• _Prompt_
Using the data below, determine the number of lines that include the string "BIDANG". Write only that number.

** BEGIN Listing **

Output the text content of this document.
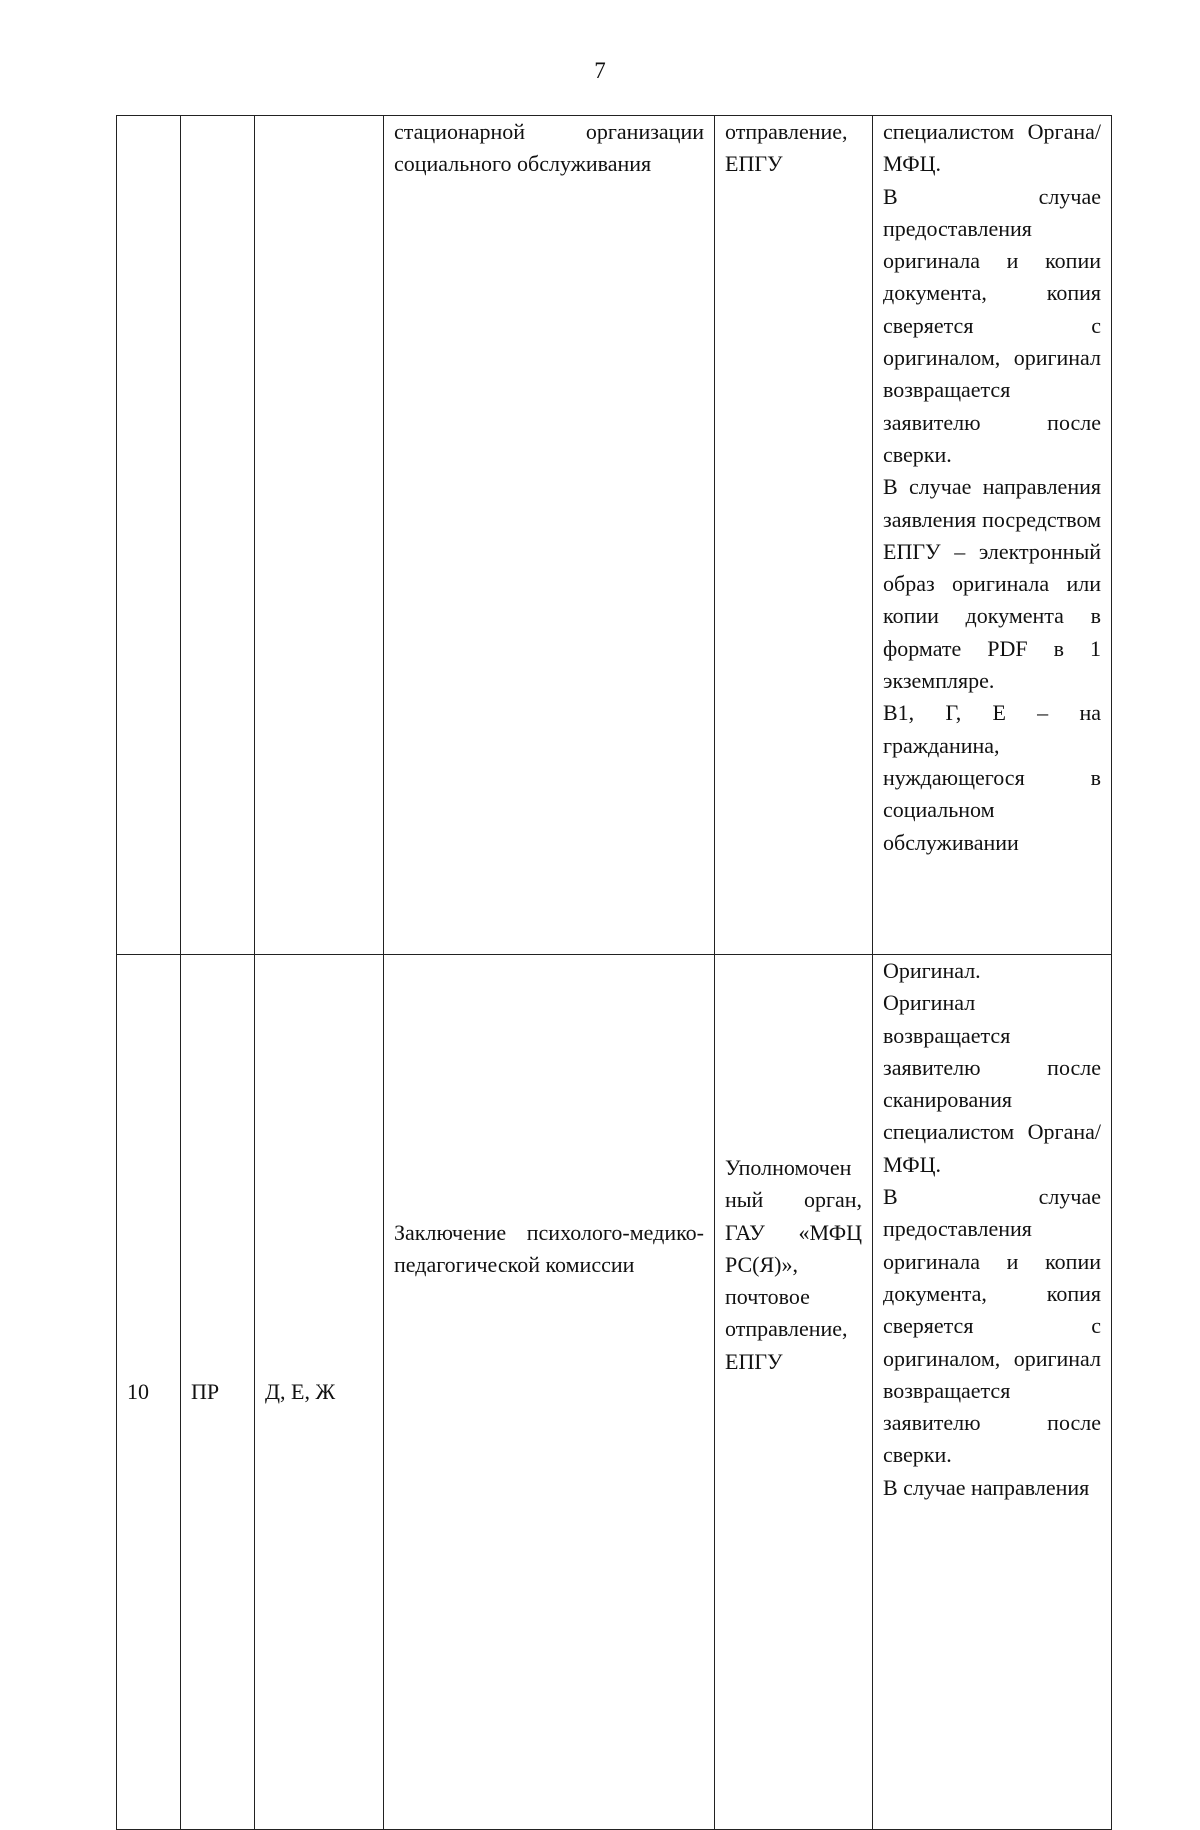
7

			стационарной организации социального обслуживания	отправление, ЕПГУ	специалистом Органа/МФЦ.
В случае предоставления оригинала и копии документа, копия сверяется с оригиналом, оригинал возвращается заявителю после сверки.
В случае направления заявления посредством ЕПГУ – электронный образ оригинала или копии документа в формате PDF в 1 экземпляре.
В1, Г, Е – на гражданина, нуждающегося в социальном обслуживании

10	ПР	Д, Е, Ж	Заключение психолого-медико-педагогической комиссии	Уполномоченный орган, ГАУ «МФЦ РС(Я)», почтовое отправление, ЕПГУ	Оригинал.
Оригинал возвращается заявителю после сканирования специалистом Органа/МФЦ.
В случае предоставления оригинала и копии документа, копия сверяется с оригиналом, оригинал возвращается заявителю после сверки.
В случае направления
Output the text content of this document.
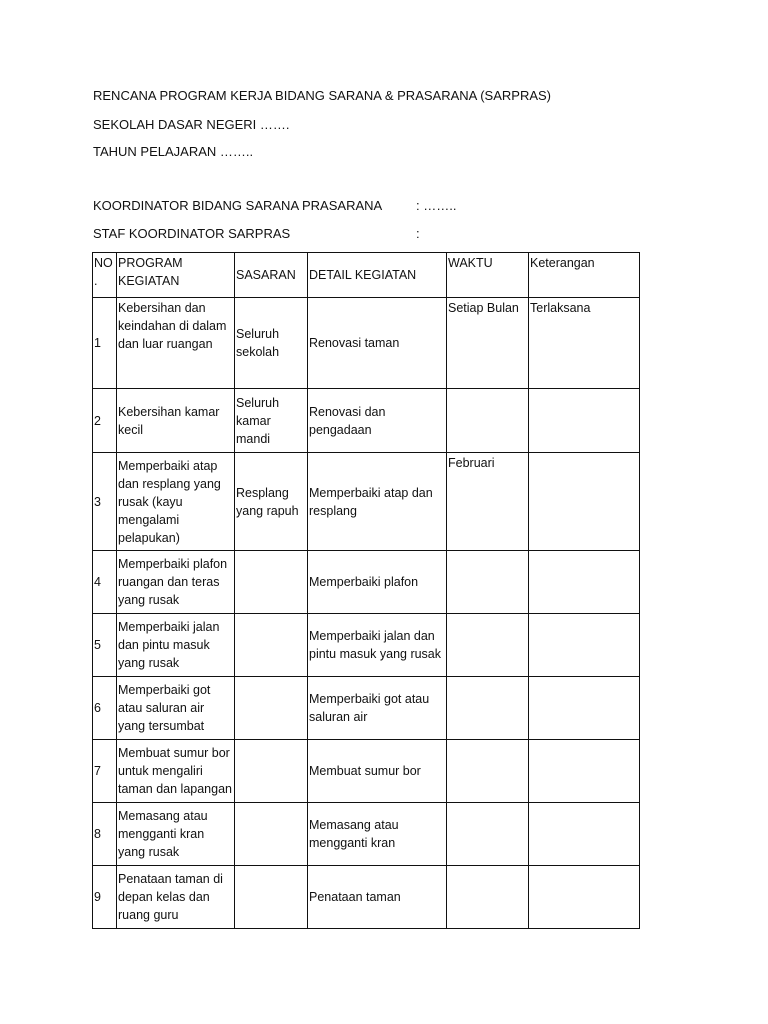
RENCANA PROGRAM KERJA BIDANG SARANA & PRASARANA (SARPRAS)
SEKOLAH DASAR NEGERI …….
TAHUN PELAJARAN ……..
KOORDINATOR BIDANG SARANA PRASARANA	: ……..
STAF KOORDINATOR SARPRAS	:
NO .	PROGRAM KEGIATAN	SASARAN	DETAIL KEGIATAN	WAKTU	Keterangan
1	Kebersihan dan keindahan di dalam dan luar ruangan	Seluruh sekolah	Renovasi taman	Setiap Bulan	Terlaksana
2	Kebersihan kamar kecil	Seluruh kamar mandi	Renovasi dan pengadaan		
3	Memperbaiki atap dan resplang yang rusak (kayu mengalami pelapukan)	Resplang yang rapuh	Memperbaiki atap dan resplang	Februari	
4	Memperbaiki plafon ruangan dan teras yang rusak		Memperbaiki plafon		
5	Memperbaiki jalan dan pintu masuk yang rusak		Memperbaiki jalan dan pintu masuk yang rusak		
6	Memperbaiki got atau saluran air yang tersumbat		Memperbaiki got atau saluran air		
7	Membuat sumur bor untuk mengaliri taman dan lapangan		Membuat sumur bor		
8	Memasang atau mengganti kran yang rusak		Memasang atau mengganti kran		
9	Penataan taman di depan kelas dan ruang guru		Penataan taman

** END Listing **

• _Answer to the problem_
2